[Exercise brief] The data below should be printed in full, exactly, and without any of its images.

[Data lines]
>> Begin

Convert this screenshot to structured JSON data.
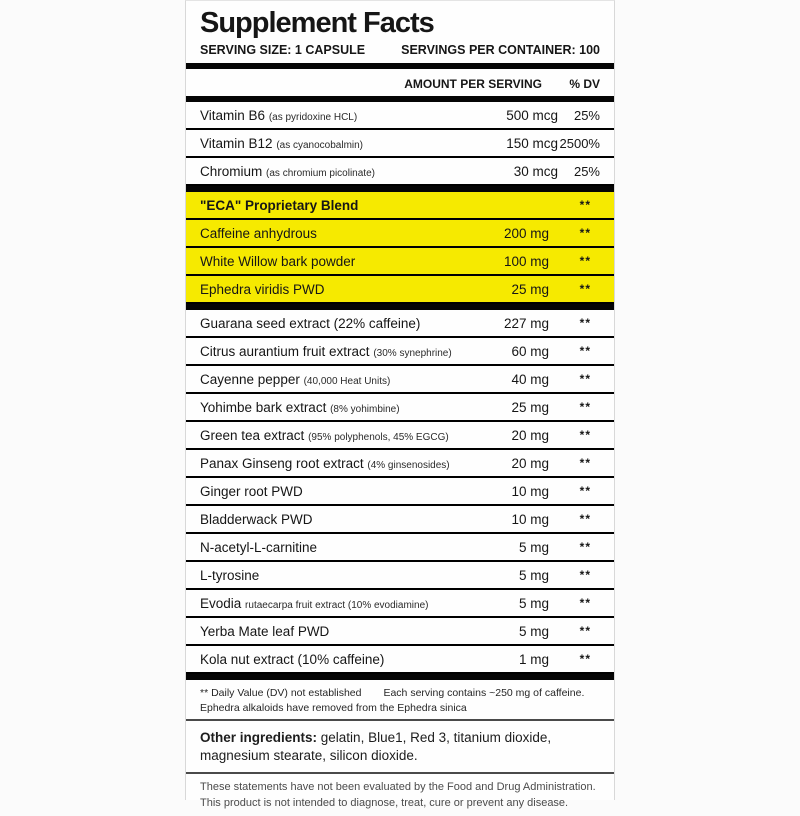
{
  "label": {
    "title": "Supplement Facts",
    "serving_size": "SERVING SIZE: 1 CAPSULE",
    "servings_per_container": "SERVINGS PER CONTAINER: 100",
    "col_amount": "AMOUNT PER SERVING",
    "col_dv": "% DV",
    "highlight_color": "#f6ea00",
    "rows": [
      {
        "name": "Vitamin B6",
        "sub": "(as pyridoxine HCL)",
        "amount": "500 mcg",
        "dv": "25%"
      },
      {
        "name": "Vitamin B12",
        "sub": "(as cyanocobalmin)",
        "amount": "150 mcg",
        "dv": "2500%"
      },
      {
        "name": "Chromium",
        "sub": "(as chromium picolinate)",
        "amount": "30 mcg",
        "dv": "25%",
        "thick_after": true
      },
      {
        "name": "\"ECA\" Proprietary Blend",
        "amount": "",
        "dv": "**",
        "highlight": true,
        "bold": true
      },
      {
        "name": "Caffeine anhydrous",
        "amount": "200 mg",
        "dv": "**",
        "highlight": true
      },
      {
        "name": "White Willow bark powder",
        "amount": "100 mg",
        "dv": "**",
        "highlight": true
      },
      {
        "name": "Ephedra viridis PWD",
        "amount": "25 mg",
        "dv": "**",
        "highlight": true,
        "thick_after": true
      },
      {
        "name": "Guarana seed extract (22% caffeine)",
        "amount": "227 mg",
        "dv": "**"
      },
      {
        "name": "Citrus aurantium fruit extract",
        "sub": "(30% synephrine)",
        "amount": "60 mg",
        "dv": "**"
      },
      {
        "name": "Cayenne pepper",
        "sub": "(40,000 Heat Units)",
        "amount": "40 mg",
        "dv": "**"
      },
      {
        "name": "Yohimbe bark extract",
        "sub": "(8% yohimbine)",
        "amount": "25 mg",
        "dv": "**"
      },
      {
        "name": "Green tea extract",
        "sub": "(95% polyphenols, 45% EGCG)",
        "amount": "20 mg",
        "dv": "**"
      },
      {
        "name": "Panax Ginseng root extract",
        "sub": "(4% ginsenosides)",
        "amount": "20 mg",
        "dv": "**"
      },
      {
        "name": "Ginger root PWD",
        "amount": "10 mg",
        "dv": "**"
      },
      {
        "name": "Bladderwack PWD",
        "amount": "10 mg",
        "dv": "**"
      },
      {
        "name": "N-acetyl-L-carnitine",
        "amount": "5 mg",
        "dv": "**"
      },
      {
        "name": "L-tyrosine",
        "amount": "5 mg",
        "dv": "**"
      },
      {
        "name": "Evodia",
        "sub": "rutaecarpa fruit extract (10% evodiamine)",
        "amount": "5 mg",
        "dv": "**"
      },
      {
        "name": "Yerba Mate leaf PWD",
        "amount": "5 mg",
        "dv": "**"
      },
      {
        "name": "Kola nut extract (10% caffeine)",
        "amount": "1 mg",
        "dv": "**",
        "thick_after": true
      }
    ],
    "footnote_dv": "** Daily Value (DV) not established",
    "footnote_caffeine": "Each serving contains ~250 mg of caffeine.",
    "footnote_ephedra": "Ephedra alkaloids have removed from the Ephedra sinica",
    "other_ingredients_label": "Other ingredients:",
    "other_ingredients_text": "gelatin, Blue1, Red 3, titanium dioxide, magnesium stearate, silicon dioxide.",
    "disclaimer_line1": "These statements have not been evaluated by the Food and Drug Administration.",
    "disclaimer_line2": "This product is not intended to diagnose, treat, cure or prevent any disease."
  }
}
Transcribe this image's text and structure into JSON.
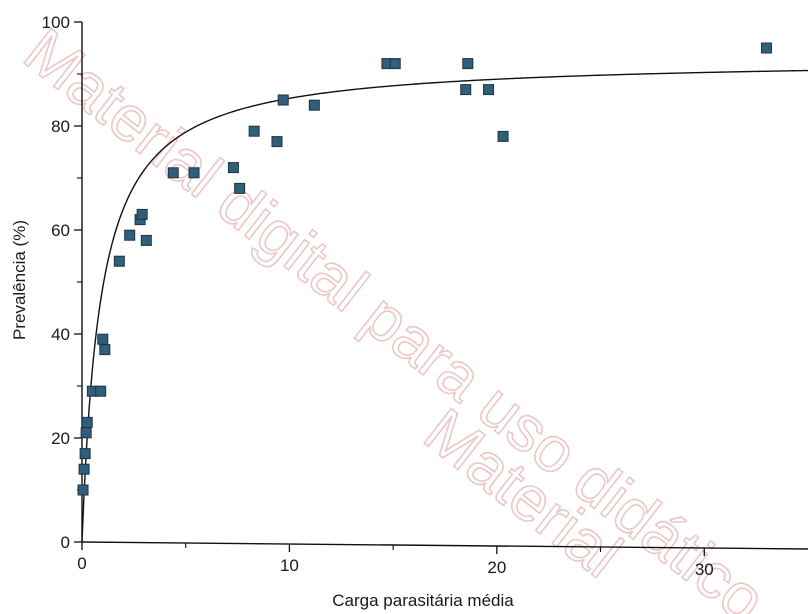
{
  "watermark": {
    "line1": "Material digital para uso didático",
    "line2": "Material"
  },
  "chart_data": {
    "type": "scatter",
    "title": "",
    "xlabel": "Carga parasitária média",
    "ylabel": "Prevalência (%)",
    "xlim": [
      0,
      35
    ],
    "ylim": [
      0,
      100
    ],
    "x_ticks": [
      0,
      10,
      20,
      30
    ],
    "x_tick_labels": [
      "0",
      "10",
      "20",
      "30"
    ],
    "y_ticks": [
      0,
      20,
      40,
      60,
      80,
      100
    ],
    "y_tick_labels": [
      "0",
      "20",
      "40",
      "60",
      "80",
      "100"
    ],
    "grid": false,
    "marker": "square",
    "marker_color": "#2f5f7a",
    "fit_curve": {
      "type": "line",
      "color": "#111111"
    },
    "series": [
      {
        "points": [
          [
            0.05,
            10
          ],
          [
            0.1,
            14
          ],
          [
            0.15,
            17
          ],
          [
            0.2,
            21
          ],
          [
            0.25,
            23
          ],
          [
            0.5,
            29
          ],
          [
            0.9,
            29
          ],
          [
            1.0,
            39
          ],
          [
            1.1,
            37
          ],
          [
            1.8,
            54
          ],
          [
            2.3,
            59
          ],
          [
            2.8,
            62
          ],
          [
            2.9,
            63
          ],
          [
            3.1,
            58
          ],
          [
            4.4,
            71
          ],
          [
            5.4,
            71
          ],
          [
            7.3,
            72
          ],
          [
            7.6,
            68
          ],
          [
            8.3,
            79
          ],
          [
            9.4,
            77
          ],
          [
            9.7,
            85
          ],
          [
            11.2,
            84
          ],
          [
            14.7,
            92
          ],
          [
            15.1,
            92
          ],
          [
            18.5,
            87
          ],
          [
            18.6,
            92
          ],
          [
            19.6,
            87
          ],
          [
            20.3,
            78
          ],
          [
            33.0,
            95
          ]
        ]
      }
    ]
  }
}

>> End

[The output]
Convert this screenshot to structured JSON data.
{
  "label": {
    "title": "Supplement Facts",
    "serving_size": "SERVING SIZE: 1 CAPSULE",
    "servings_per_container": "SERVINGS PER CONTAINER: 100",
    "col_amount": "AMOUNT PER SERVING",
    "col_dv": "% DV",
    "highlight_color": "#f6ea00",
    "rows": [
      {
        "name": "Vitamin B6",
        "sub": "(as pyridoxine HCL)",
        "amount": "500 mcg",
        "dv": "25%"
      },
      {
        "name": "Vitamin B12",
        "sub": "(as cyanocobalmin)",
        "amount": "150 mcg",
        "dv": "2500%"
      },
      {
        "name": "Chromium",
        "sub": "(as chromium picolinate)",
        "amount": "30 mcg",
        "dv": "25%",
        "thick_after": true
      },
      {
        "name": "\"ECA\" Proprietary Blend",
        "amount": "",
        "dv": "**",
        "highlight": true,
        "bold": true
      },
      {
        "name": "Caffeine anhydrous",
        "amount": "200 mg",
        "dv": "**",
        "highlight": true
      },
      {
        "name": "White Willow bark powder",
        "amount": "100 mg",
        "dv": "**",
        "highlight": true
      },
      {
        "name": "Ephedra viridis PWD",
        "amount": "25 mg",
        "dv": "**",
        "highlight": true,
        "thick_after": true
      },
      {
        "name": "Guarana seed extract (22% caffeine)",
        "amount": "227 mg",
        "dv": "**"
      },
      {
        "name": "Citrus aurantium fruit extract",
        "sub": "(30% synephrine)",
        "amount": "60 mg",
        "dv": "**"
      },
      {
        "name": "Cayenne pepper",
        "sub": "(40,000 Heat Units)",
        "amount": "40 mg",
        "dv": "**"
      },
      {
        "name": "Yohimbe bark extract",
        "sub": "(8% yohimbine)",
        "amount": "25 mg",
        "dv": "**"
      },
      {
        "name": "Green tea extract",
        "sub": "(95% polyphenols, 45% EGCG)",
        "amount": "20 mg",
        "dv": "**"
      },
      {
        "name": "Panax Ginseng root extract",
        "sub": "(4% ginsenosides)",
        "amount": "20 mg",
        "dv": "**"
      },
      {
        "name": "Ginger root PWD",
        "amount": "10 mg",
        "dv": "**"
      },
      {
        "name": "Bladderwack PWD",
        "amount": "10 mg",
        "dv": "**"
      },
      {
        "name": "N-acetyl-L-carnitine",
        "amount": "5 mg",
        "dv": "**"
      },
      {
        "name": "L-tyrosine",
        "amount": "5 mg",
        "dv": "**"
      },
      {
        "name": "Evodia",
        "sub": "rutaecarpa fruit extract (10% evodiamine)",
        "amount": "5 mg",
        "dv": "**"
      },
      {
        "name": "Yerba Mate leaf PWD",
        "amount": "5 mg",
        "dv": "**"
      },
      {
        "name": "Kola nut extract (10% caffeine)",
        "amount": "1 mg",
        "dv": "**",
        "thick_after": true
      }
    ],
    "footnote_dv": "** Daily Value (DV) not established",
    "footnote_caffeine": "Each serving contains ~250 mg of caffeine.",
    "footnote_ephedra": "Ephedra alkaloids have removed from the Ephedra sinica",
    "other_ingredients_label": "Other ingredients:",
    "other_ingredients_text": "gelatin, Blue1, Red 3, titanium dioxide, magnesium stearate, silicon dioxide.",
    "disclaimer_line1": "These statements have not been evaluated by the Food and Drug Administration.",
    "disclaimer_line2": "This product is not intended to diagnose, treat, cure or prevent any disease."
  }
}
Transcribe this image's text and structure into JSON.
{
  "watermark": {
    "line1": "Material digital para uso didático",
    "line2": "Material"
  },
  "chart_data": {
    "type": "scatter",
    "title": "",
    "xlabel": "Carga parasitária média",
    "ylabel": "Prevalência (%)",
    "xlim": [
      0,
      35
    ],
    "ylim": [
      0,
      100
    ],
    "x_ticks": [
      0,
      10,
      20,
      30
    ],
    "x_tick_labels": [
      "0",
      "10",
      "20",
      "30"
    ],
    "y_ticks": [
      0,
      20,
      40,
      60,
      80,
      100
    ],
    "y_tick_labels": [
      "0",
      "20",
      "40",
      "60",
      "80",
      "100"
    ],
    "grid": false,
    "marker": "square",
    "marker_color": "#2f5f7a",
    "fit_curve": {
      "type": "line",
      "color": "#111111"
    },
    "series": [
      {
        "points": [
          [
            0.05,
            10
          ],
          [
            0.1,
            14
          ],
          [
            0.15,
            17
          ],
          [
            0.2,
            21
          ],
          [
            0.25,
            23
          ],
          [
            0.5,
            29
          ],
          [
            0.9,
            29
          ],
          [
            1.0,
            39
          ],
          [
            1.1,
            37
          ],
          [
            1.8,
            54
          ],
          [
            2.3,
            59
          ],
          [
            2.8,
            62
          ],
          [
            2.9,
            63
          ],
          [
            3.1,
            58
          ],
          [
            4.4,
            71
          ],
          [
            5.4,
            71
          ],
          [
            7.3,
            72
          ],
          [
            7.6,
            68
          ],
          [
            8.3,
            79
          ],
          [
            9.4,
            77
          ],
          [
            9.7,
            85
          ],
          [
            11.2,
            84
          ],
          [
            14.7,
            92
          ],
          [
            15.1,
            92
          ],
          [
            18.5,
            87
          ],
          [
            18.6,
            92
          ],
          [
            19.6,
            87
          ],
          [
            20.3,
            78
          ],
          [
            33.0,
            95
          ]
        ]
      }
    ]
  }
}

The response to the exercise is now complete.